_THE EXERCISE_
Omit images. Retype all entries verbatim.

_EXTRACTED INFORMATION_
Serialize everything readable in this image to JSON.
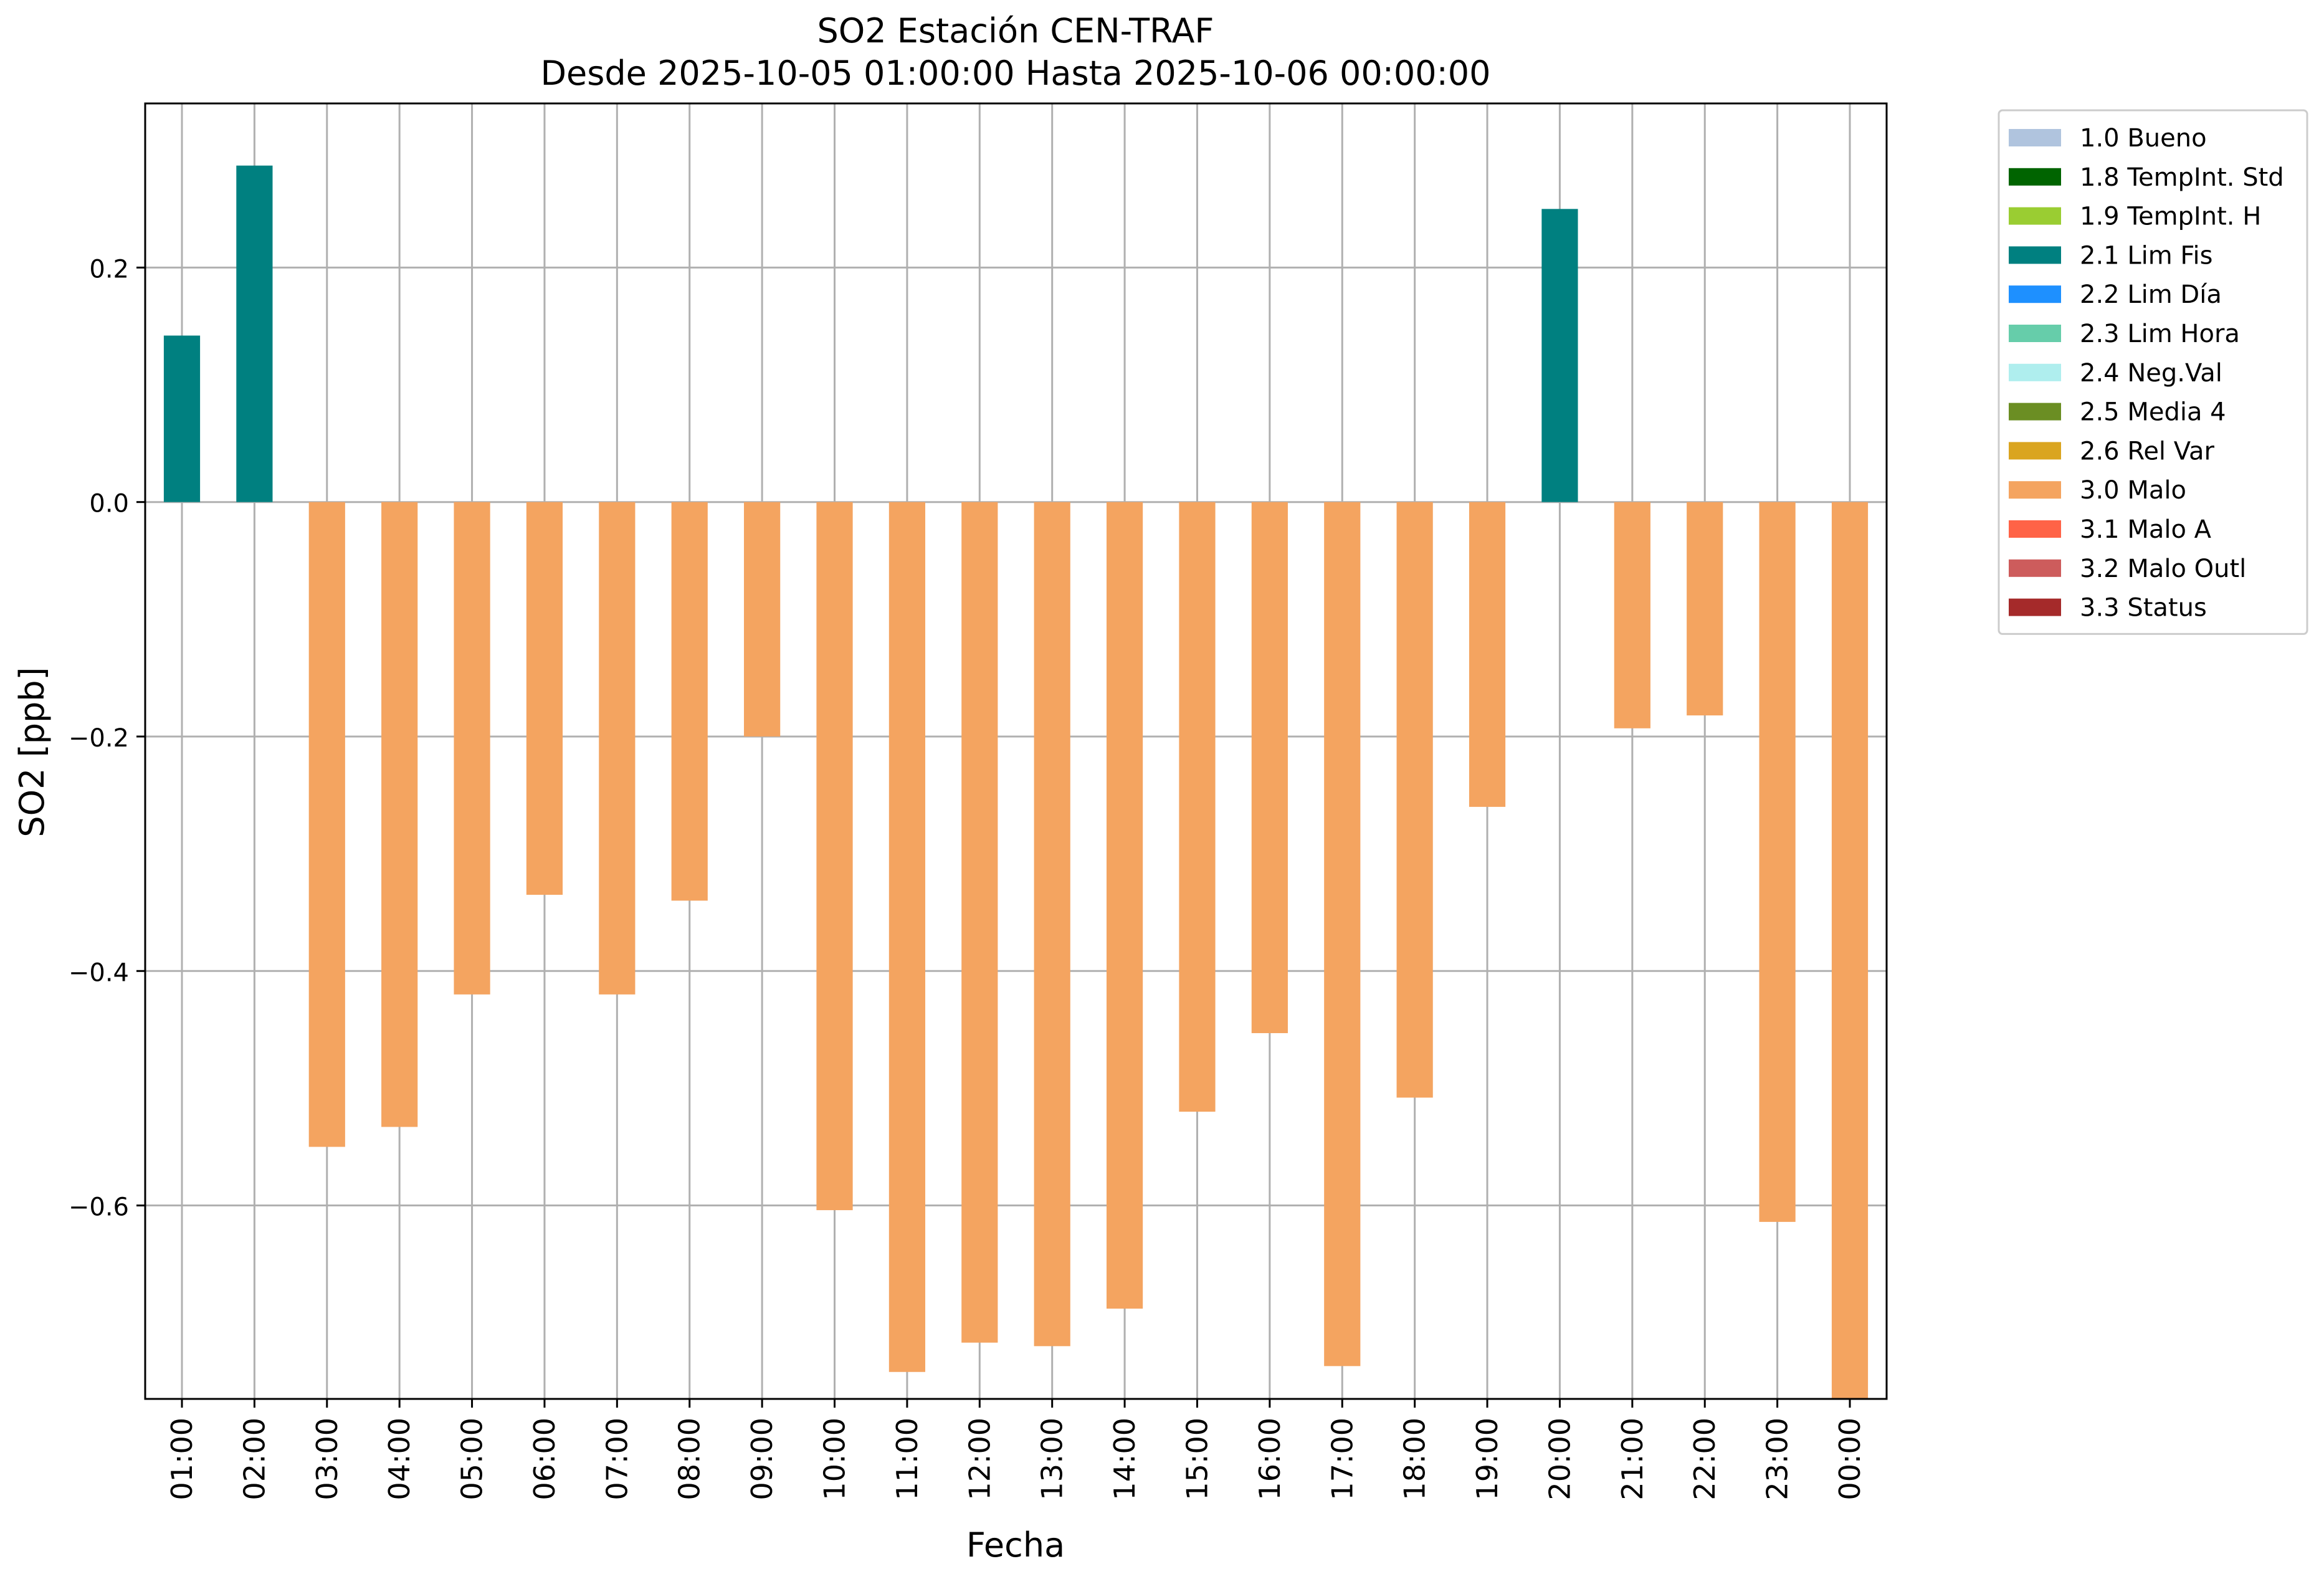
{
  "chart_data": {
    "type": "bar",
    "title": "SO2 Estación CEN-TRAF",
    "subtitle": "Desde 2025-10-05 01:00:00 Hasta 2025-10-06 00:00:00",
    "xlabel": "Fecha",
    "ylabel": "SO2 [ppb]",
    "ylim": [
      -0.765,
      0.34
    ],
    "yticks": [
      -0.6,
      -0.4,
      -0.2,
      0.0,
      0.2
    ],
    "ytick_labels": [
      "−0.6",
      "−0.4",
      "−0.2",
      "0.0",
      "0.2"
    ],
    "grid": true,
    "legend_position": "outside-top-right",
    "categories": [
      "01:00",
      "02:00",
      "03:00",
      "04:00",
      "05:00",
      "06:00",
      "07:00",
      "08:00",
      "09:00",
      "10:00",
      "11:00",
      "12:00",
      "13:00",
      "14:00",
      "15:00",
      "16:00",
      "17:00",
      "18:00",
      "19:00",
      "20:00",
      "21:00",
      "22:00",
      "23:00",
      "00:00"
    ],
    "values": [
      0.142,
      0.287,
      -0.55,
      -0.533,
      -0.42,
      -0.335,
      -0.42,
      -0.34,
      -0.2,
      -0.604,
      -0.742,
      -0.717,
      -0.72,
      -0.688,
      -0.52,
      -0.453,
      -0.737,
      -0.508,
      -0.26,
      0.25,
      -0.193,
      -0.182,
      -0.614,
      -0.765
    ],
    "flags": [
      "2.1 Lim Fis",
      "2.1 Lim Fis",
      "3.0 Malo",
      "3.0 Malo",
      "3.0 Malo",
      "3.0 Malo",
      "3.0 Malo",
      "3.0 Malo",
      "3.0 Malo",
      "3.0 Malo",
      "3.0 Malo",
      "3.0 Malo",
      "3.0 Malo",
      "3.0 Malo",
      "3.0 Malo",
      "3.0 Malo",
      "3.0 Malo",
      "3.0 Malo",
      "3.0 Malo",
      "2.1 Lim Fis",
      "3.0 Malo",
      "3.0 Malo",
      "3.0 Malo",
      "3.0 Malo"
    ],
    "legend": [
      {
        "label": "1.0 Bueno",
        "color": "#b0c4de"
      },
      {
        "label": "1.8 TempInt. Std",
        "color": "#006400"
      },
      {
        "label": "1.9 TempInt. H",
        "color": "#9acd32"
      },
      {
        "label": "2.1 Lim Fis",
        "color": "#008080"
      },
      {
        "label": "2.2 Lim Día",
        "color": "#1e90ff"
      },
      {
        "label": "2.3 Lim Hora",
        "color": "#66cdaa"
      },
      {
        "label": "2.4 Neg.Val",
        "color": "#afeeee"
      },
      {
        "label": "2.5 Media 4",
        "color": "#6b8e23"
      },
      {
        "label": "2.6 Rel Var",
        "color": "#daa520"
      },
      {
        "label": "3.0 Malo",
        "color": "#f4a460"
      },
      {
        "label": "3.1 Malo A",
        "color": "#ff6347"
      },
      {
        "label": "3.2 Malo Outl",
        "color": "#cd5c5c"
      },
      {
        "label": "3.3 Status",
        "color": "#a52a2a"
      }
    ]
  }
}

_TASK ANSWER_
Serialize everything readable in this image to JSON.
{
  "chart_data": {
    "type": "bar",
    "title": "SO2 Estación CEN-TRAF",
    "subtitle": "Desde 2025-10-05 01:00:00 Hasta 2025-10-06 00:00:00",
    "xlabel": "Fecha",
    "ylabel": "SO2 [ppb]",
    "ylim": [
      -0.765,
      0.34
    ],
    "yticks": [
      -0.6,
      -0.4,
      -0.2,
      0.0,
      0.2
    ],
    "ytick_labels": [
      "−0.6",
      "−0.4",
      "−0.2",
      "0.0",
      "0.2"
    ],
    "grid": true,
    "legend_position": "outside-top-right",
    "categories": [
      "01:00",
      "02:00",
      "03:00",
      "04:00",
      "05:00",
      "06:00",
      "07:00",
      "08:00",
      "09:00",
      "10:00",
      "11:00",
      "12:00",
      "13:00",
      "14:00",
      "15:00",
      "16:00",
      "17:00",
      "18:00",
      "19:00",
      "20:00",
      "21:00",
      "22:00",
      "23:00",
      "00:00"
    ],
    "values": [
      0.142,
      0.287,
      -0.55,
      -0.533,
      -0.42,
      -0.335,
      -0.42,
      -0.34,
      -0.2,
      -0.604,
      -0.742,
      -0.717,
      -0.72,
      -0.688,
      -0.52,
      -0.453,
      -0.737,
      -0.508,
      -0.26,
      0.25,
      -0.193,
      -0.182,
      -0.614,
      -0.765
    ],
    "flags": [
      "2.1 Lim Fis",
      "2.1 Lim Fis",
      "3.0 Malo",
      "3.0 Malo",
      "3.0 Malo",
      "3.0 Malo",
      "3.0 Malo",
      "3.0 Malo",
      "3.0 Malo",
      "3.0 Malo",
      "3.0 Malo",
      "3.0 Malo",
      "3.0 Malo",
      "3.0 Malo",
      "3.0 Malo",
      "3.0 Malo",
      "3.0 Malo",
      "3.0 Malo",
      "3.0 Malo",
      "2.1 Lim Fis",
      "3.0 Malo",
      "3.0 Malo",
      "3.0 Malo",
      "3.0 Malo"
    ],
    "legend": [
      {
        "label": "1.0 Bueno",
        "color": "#b0c4de"
      },
      {
        "label": "1.8 TempInt. Std",
        "color": "#006400"
      },
      {
        "label": "1.9 TempInt. H",
        "color": "#9acd32"
      },
      {
        "label": "2.1 Lim Fis",
        "color": "#008080"
      },
      {
        "label": "2.2 Lim Día",
        "color": "#1e90ff"
      },
      {
        "label": "2.3 Lim Hora",
        "color": "#66cdaa"
      },
      {
        "label": "2.4 Neg.Val",
        "color": "#afeeee"
      },
      {
        "label": "2.5 Media 4",
        "color": "#6b8e23"
      },
      {
        "label": "2.6 Rel Var",
        "color": "#daa520"
      },
      {
        "label": "3.0 Malo",
        "color": "#f4a460"
      },
      {
        "label": "3.1 Malo A",
        "color": "#ff6347"
      },
      {
        "label": "3.2 Malo Outl",
        "color": "#cd5c5c"
      },
      {
        "label": "3.3 Status",
        "color": "#a52a2a"
      }
    ]
  }
}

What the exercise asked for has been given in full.